INSTRUCTIONS:
1. Output the passage of the amdgpu suspend/resume cover letter below, starting at "Recently we were" and ending at "for ras blocks.".
2. In the amdgpu suspend/resume cover letter below, which resource tracking bugs were encountered during testing?
3. Continue the amdgpu suspend/resume cover letter below from the point where it stops.

======== TEXT EXTRACT

- Jiang Liu

amd-gfx.lists.freedesktop.org archive mirror
 help / color / mirror / Atom feed

From: Jiang Liu <gerry@linux.alibaba.com>
To: alexander.deucher@amd.com, christian.koenig@amd.com,
	Xinhui.Pan@amd.com, airlied@gmail.com, simona@ffwll.ch,
	sunil.khatri@amd.com, lijo.lazar@amd.com, Hawking.Zhang@amd.com,
	mario.limonciello@amd.com, Jun.Ma2@amd.com,
	xiaogang.chen@amd.com, Kent.Russell@amd.com,
	shuox.liu@linux.alibaba.com, amd-gfx@lists.freedesktop.org
Cc: Jiang Liu <gerry@linux.alibaba.com>
Subject: 
Date: Wed,  8 Jan 2025 21:59:52 +0800	[thread overview]
Message-ID: <cover.1736344725.git.gerry@linux.alibaba.com> (raw)

Subject: [RFC PATCH 00/13] Enhance device state machine to better support suspend/resume

Recently we were testing suspend/resume functionality with AMD GPUs,
we have encountered several resource tracking related bugs, such as
double buffer free, use after free and unbalanced irq reference count.

We have tried to solve these issues case by case, but found that may
not be the right way. Especially about the unbalanced irq reference
count, there will be new issues appear once we fixed the current known
issues. After analyzing related source code, we found that there may be
some fundamental implementaion flaws behind these resource tracking
issues.

The amdgpu driver has two major state machines to driver the device
management flow, one is for ip blocks, the other is for ras blocks.

================
======== GIVEN INFORMATION

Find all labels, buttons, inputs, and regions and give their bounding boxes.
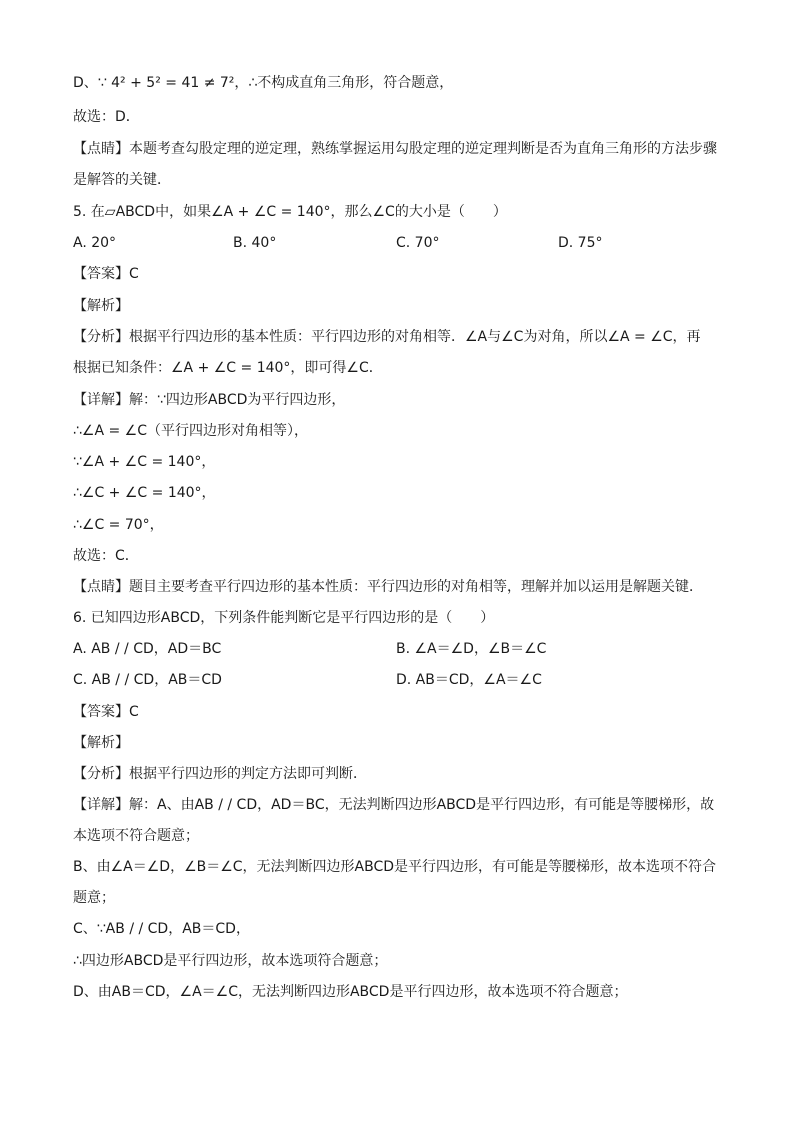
question-5: 5. 在▱ABCD中，如果∠A + ∠C = 140°，那么∠C的大小是（ ） xyxy=(73,204,507,220)
text-line: ∵∠A + ∠C = 140°， xyxy=(73,454,216,470)
question-6: 6. 已知四边形ABCD，下列条件能判断它是平行四边形的是（ ） xyxy=(73,610,495,626)
text-line: 【详解】解：∵四边形ABCD为平行四边形， xyxy=(73,392,346,408)
text-line: 【点睛】本题考查勾股定理的逆定理，熟练掌握运用勾股定理的逆定理判断是否为直角三角形的方法步骤 xyxy=(73,141,717,157)
analysis-label: 【解析】 xyxy=(73,735,129,751)
text-line: 【分析】根据平行四边形的基本性质：平行四边形的对角相等．∠A与∠C为对角，所以∠A = ∠C，再 xyxy=(73,329,701,345)
text-line: B、由∠A＝∠D，∠B＝∠C，无法判断四边形ABCD是平行四边形，有可能是等腰梯形，故本选项不符合 xyxy=(73,859,717,875)
text-line: D、由AB＝CD，∠A＝∠C，无法判断四边形ABCD是平行四边形，故本选项不符合题意； xyxy=(73,984,628,1000)
answer-label: 【答案】C xyxy=(73,266,139,282)
q5-option-d: D. 75° xyxy=(558,235,603,251)
text-line: 故选：D． xyxy=(73,109,140,125)
text-line: 【详解】解：A、由AB / / CD，AD＝BC，无法判断四边形ABCD是平行四边形，有可能是等腰梯形，故 xyxy=(73,797,715,813)
text-line: ∴四边形ABCD是平行四边形，故本选项符合题意； xyxy=(73,953,388,969)
text-line: 故选：C． xyxy=(73,548,139,564)
q6-option-d: D. AB＝CD，∠A＝∠C xyxy=(396,672,542,688)
text-line: 本选项不符合题意； xyxy=(73,828,199,844)
answer-label: 【答案】C xyxy=(73,704,139,720)
q5-option-b: B. 40° xyxy=(233,235,277,251)
text-line: D、∵ 4² + 5² = 41 ≠ 7²，∴不构成直角三角形，符合题意， xyxy=(73,75,454,91)
text-line: ∴∠C + ∠C = 140°， xyxy=(73,485,216,501)
q6-option-c: C. AB / / CD，AB＝CD xyxy=(73,672,222,688)
text-line: 题意； xyxy=(73,890,115,906)
text-line: 根据已知条件：∠A + ∠C = 140°，即可得∠C． xyxy=(73,360,383,376)
text-line: 【点睛】题目主要考查平行四边形的基本性质：平行四边形的对角相等，理解并加以运用是解题关键． xyxy=(73,579,703,595)
text-line: ∴∠C = 70°， xyxy=(73,517,164,533)
q5-option-c: C. 70° xyxy=(396,235,440,251)
q5-option-a: A. 20° xyxy=(73,235,117,251)
q6-option-a: A. AB / / CD，AD＝BC xyxy=(73,641,222,657)
text-line: 是解答的关键． xyxy=(73,172,171,188)
q6-option-b: B. ∠A＝∠D，∠B＝∠C xyxy=(396,641,547,657)
analysis-label: 【解析】 xyxy=(73,298,129,314)
text-line: ∴∠A = ∠C（平行四边形对角相等）， xyxy=(73,423,308,439)
text-line: C、∵AB / / CD，AB＝CD， xyxy=(73,921,250,937)
text-line: 【分析】根据平行四边形的判定方法即可判断． xyxy=(73,766,367,782)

================

OUTPUTS:
1.
Recently we were testing suspend/resume functionality with AMD GPUs,
we have encountered several resource tracking related bugs, such as
double buffer free, use after free and unbalanced irq reference count.

We have tried to solve these issues case by case, but found that may
not be the right way. Especially about the unbalanced irq reference
count, there will be new issues appear once we fixed the current known
issues. After analyzing related source code, we found that there may be
some fundamental implementaion flaws behind these resource tracking
issues.

The amdgpu driver has two major state machines to driver the device
management flow, one is for ip blocks, the other is for ras blocks.

2. Double buffer free, use after free, and unbalanced irq reference count.

3.
The hook points defined in struct amd_ip_funcs for device setup/teardown
are symmetric, but the implementation is asymmetric, sometime even
ambiguous. The most obvious two issues we noticed are:
1) amdgpu_irq_get() are called from .late_init() but amdgpu_irq_put()
   are called from .hw_fini() instead of .early_fini().
2) the way to reset ip_bloc.status.valid/sw/hw/late_initialized doesn't
   match the way to set those flags.

When taking device suspend/resume into account, in addition to device
probe/remove, things get much more complex. Some issues arise because
many suspend/resume implementations directly reuse .hw_init/.hw_fini/
.late_init hook points.

So we try to fix those issues by two enhancements/refinements to current
device management state machines.

The first change is to make the ip block state machine and associated
status flags work in stack-like way as below:
Callback        Status Flags
early_init:     valid = true
sw_init:        sw = true
hw_init:        hw = true
late_init:      late_initialized = true
early_fini:     late_initialized = false
hw_fini:        hw = false
sw_fini:        sw = false
late_fini:      valid = false

Also do the same thing for ras block state machine, though it's much
more simpler.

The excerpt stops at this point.